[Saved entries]
::::::::

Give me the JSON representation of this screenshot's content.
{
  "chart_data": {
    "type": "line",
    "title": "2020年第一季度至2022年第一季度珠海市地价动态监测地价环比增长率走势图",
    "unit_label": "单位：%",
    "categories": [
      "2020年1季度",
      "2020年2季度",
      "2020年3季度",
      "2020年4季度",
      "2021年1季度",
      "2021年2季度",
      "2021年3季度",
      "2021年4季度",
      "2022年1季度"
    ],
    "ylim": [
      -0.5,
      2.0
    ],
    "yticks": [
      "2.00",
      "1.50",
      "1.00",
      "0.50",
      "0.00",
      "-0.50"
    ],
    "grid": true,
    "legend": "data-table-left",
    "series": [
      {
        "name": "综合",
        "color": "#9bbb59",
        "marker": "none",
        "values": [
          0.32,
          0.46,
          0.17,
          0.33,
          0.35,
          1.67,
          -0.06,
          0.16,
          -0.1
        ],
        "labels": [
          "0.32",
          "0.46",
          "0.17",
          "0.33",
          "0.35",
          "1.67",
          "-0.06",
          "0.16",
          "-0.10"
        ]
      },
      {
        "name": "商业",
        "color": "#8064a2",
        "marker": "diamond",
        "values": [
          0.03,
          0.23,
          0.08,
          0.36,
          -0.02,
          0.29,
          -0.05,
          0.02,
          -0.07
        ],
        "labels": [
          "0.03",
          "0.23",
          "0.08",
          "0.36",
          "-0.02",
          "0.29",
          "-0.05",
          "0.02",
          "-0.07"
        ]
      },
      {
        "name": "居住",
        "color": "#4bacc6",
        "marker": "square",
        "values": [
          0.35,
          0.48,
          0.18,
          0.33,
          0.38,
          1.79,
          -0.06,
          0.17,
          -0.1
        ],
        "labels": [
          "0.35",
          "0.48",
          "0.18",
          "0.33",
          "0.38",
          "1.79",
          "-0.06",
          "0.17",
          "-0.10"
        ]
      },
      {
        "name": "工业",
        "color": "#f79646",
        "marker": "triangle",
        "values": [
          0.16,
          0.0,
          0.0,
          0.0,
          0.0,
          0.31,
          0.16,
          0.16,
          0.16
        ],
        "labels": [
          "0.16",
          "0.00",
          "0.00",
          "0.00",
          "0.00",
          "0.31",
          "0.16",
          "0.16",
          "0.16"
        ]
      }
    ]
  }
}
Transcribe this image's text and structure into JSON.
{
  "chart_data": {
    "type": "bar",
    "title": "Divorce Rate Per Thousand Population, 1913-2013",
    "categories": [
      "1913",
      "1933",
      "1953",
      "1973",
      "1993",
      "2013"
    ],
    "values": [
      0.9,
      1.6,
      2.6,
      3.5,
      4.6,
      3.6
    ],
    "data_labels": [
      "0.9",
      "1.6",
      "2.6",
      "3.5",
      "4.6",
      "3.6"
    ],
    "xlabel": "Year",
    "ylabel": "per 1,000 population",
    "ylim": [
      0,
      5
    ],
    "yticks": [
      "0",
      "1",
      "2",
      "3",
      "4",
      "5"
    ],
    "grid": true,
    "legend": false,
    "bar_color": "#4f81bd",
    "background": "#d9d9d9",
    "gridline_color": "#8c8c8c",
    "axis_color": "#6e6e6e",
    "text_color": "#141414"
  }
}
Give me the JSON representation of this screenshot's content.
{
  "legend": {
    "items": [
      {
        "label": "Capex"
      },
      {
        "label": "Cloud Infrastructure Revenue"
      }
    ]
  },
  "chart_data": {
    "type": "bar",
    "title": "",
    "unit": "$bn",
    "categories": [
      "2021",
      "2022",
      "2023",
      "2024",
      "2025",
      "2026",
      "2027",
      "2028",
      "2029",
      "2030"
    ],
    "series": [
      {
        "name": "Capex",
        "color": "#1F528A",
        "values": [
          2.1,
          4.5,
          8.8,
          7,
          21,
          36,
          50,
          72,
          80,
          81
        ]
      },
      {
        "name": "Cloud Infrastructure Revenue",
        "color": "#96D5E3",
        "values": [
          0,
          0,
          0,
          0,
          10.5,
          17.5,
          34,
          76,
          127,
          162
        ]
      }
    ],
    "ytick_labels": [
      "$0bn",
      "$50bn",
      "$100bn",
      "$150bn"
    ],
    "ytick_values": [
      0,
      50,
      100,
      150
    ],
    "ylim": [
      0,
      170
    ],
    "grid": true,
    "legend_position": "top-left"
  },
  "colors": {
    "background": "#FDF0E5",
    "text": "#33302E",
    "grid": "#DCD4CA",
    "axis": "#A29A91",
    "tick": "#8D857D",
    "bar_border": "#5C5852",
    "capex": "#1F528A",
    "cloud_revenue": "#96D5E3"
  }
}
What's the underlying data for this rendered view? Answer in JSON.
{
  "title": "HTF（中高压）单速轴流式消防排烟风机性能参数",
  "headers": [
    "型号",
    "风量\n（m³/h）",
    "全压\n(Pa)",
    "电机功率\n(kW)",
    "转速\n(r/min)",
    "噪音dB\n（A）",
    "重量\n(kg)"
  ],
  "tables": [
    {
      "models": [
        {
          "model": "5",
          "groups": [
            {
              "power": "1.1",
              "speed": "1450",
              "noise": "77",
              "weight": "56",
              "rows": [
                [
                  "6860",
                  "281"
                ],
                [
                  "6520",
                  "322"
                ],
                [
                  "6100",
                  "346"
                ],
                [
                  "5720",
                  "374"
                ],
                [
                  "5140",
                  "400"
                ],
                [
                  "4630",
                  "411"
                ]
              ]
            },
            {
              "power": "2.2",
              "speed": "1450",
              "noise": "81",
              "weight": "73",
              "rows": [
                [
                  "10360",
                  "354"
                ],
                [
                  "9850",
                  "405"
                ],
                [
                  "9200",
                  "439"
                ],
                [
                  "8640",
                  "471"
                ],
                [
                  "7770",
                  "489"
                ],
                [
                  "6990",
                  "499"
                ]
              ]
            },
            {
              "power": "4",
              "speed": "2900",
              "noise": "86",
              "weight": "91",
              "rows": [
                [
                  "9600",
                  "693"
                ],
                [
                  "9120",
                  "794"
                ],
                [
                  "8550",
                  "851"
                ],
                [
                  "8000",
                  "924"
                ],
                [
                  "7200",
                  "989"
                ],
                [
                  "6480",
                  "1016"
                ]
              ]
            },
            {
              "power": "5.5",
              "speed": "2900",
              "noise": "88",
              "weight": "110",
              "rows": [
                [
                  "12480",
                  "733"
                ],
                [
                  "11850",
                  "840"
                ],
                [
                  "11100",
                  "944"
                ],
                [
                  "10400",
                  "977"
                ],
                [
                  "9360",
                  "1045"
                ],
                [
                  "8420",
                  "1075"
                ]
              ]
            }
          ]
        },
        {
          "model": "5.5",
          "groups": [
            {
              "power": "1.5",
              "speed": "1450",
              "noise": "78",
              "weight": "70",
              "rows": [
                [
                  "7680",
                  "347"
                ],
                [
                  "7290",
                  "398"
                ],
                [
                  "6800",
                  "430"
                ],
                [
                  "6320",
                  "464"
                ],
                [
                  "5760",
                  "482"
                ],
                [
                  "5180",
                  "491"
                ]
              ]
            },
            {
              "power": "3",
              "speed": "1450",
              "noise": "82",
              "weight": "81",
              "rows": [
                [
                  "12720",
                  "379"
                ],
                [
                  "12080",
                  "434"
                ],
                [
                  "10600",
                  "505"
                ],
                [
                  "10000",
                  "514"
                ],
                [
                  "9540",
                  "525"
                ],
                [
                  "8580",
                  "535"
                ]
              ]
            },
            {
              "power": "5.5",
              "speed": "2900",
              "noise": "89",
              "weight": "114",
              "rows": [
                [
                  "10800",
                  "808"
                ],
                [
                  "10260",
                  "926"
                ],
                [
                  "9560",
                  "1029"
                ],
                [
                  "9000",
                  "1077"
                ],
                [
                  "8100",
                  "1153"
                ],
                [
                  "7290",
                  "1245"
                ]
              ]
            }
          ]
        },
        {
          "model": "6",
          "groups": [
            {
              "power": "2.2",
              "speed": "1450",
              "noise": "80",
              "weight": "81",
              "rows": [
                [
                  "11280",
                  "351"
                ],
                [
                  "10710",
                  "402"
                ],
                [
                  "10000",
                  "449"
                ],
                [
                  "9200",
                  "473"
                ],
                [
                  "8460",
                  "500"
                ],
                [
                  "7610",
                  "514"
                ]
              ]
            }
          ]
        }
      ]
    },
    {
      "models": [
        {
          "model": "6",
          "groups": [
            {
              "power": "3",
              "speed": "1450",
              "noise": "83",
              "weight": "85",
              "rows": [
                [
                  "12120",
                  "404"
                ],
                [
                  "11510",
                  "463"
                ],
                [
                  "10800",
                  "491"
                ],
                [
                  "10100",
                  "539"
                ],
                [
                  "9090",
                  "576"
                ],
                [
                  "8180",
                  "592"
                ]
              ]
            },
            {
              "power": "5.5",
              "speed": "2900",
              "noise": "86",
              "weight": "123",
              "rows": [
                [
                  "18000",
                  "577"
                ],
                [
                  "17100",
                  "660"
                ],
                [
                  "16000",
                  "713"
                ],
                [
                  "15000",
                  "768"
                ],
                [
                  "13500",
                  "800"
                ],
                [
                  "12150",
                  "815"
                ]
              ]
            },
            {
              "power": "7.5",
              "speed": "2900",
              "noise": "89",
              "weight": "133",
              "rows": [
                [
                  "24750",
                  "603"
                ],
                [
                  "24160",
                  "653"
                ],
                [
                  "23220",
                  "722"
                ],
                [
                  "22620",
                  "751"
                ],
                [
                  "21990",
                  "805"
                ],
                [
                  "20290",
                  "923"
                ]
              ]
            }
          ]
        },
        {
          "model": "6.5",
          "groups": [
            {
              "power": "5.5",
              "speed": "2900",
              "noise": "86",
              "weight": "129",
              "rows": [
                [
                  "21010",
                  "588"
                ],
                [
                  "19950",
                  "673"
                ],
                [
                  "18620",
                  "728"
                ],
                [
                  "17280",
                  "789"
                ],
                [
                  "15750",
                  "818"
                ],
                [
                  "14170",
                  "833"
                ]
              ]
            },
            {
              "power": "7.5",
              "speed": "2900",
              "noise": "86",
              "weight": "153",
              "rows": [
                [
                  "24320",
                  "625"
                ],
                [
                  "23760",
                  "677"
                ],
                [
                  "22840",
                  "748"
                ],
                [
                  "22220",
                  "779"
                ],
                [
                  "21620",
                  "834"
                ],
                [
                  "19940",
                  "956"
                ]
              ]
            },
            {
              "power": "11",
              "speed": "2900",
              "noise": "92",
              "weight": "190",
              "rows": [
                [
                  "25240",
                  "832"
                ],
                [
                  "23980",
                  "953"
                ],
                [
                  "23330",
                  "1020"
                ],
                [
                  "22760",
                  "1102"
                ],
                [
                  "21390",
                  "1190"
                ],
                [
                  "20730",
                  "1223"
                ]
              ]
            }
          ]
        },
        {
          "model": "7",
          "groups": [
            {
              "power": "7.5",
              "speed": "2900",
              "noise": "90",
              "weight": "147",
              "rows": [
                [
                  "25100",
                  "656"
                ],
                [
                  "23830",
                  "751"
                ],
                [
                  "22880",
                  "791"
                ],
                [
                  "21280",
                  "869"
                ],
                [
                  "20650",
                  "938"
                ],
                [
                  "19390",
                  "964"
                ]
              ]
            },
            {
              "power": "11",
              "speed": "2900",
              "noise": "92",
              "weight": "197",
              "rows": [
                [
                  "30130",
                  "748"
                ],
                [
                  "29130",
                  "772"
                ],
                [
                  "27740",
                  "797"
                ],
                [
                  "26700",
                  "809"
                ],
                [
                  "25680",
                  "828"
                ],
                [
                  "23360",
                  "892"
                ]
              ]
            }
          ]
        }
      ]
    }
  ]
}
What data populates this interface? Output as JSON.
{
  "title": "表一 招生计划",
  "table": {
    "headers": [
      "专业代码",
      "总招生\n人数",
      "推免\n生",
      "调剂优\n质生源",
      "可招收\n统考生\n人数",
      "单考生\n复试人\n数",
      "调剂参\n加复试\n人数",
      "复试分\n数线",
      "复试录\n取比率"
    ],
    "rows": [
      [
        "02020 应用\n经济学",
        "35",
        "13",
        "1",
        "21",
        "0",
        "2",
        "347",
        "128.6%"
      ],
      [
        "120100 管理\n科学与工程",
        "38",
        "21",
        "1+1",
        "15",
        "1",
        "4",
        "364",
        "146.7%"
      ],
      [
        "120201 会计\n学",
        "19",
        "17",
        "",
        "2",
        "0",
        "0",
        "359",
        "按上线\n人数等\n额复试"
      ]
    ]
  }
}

::::::::

§ **SHORT EXERCISE**
Select every line in the records above that contains the word "background".

§ **SOLUTION TO THE PROBLEM**
    "background": "#d9d9d9",
    "background": "#FDF0E5",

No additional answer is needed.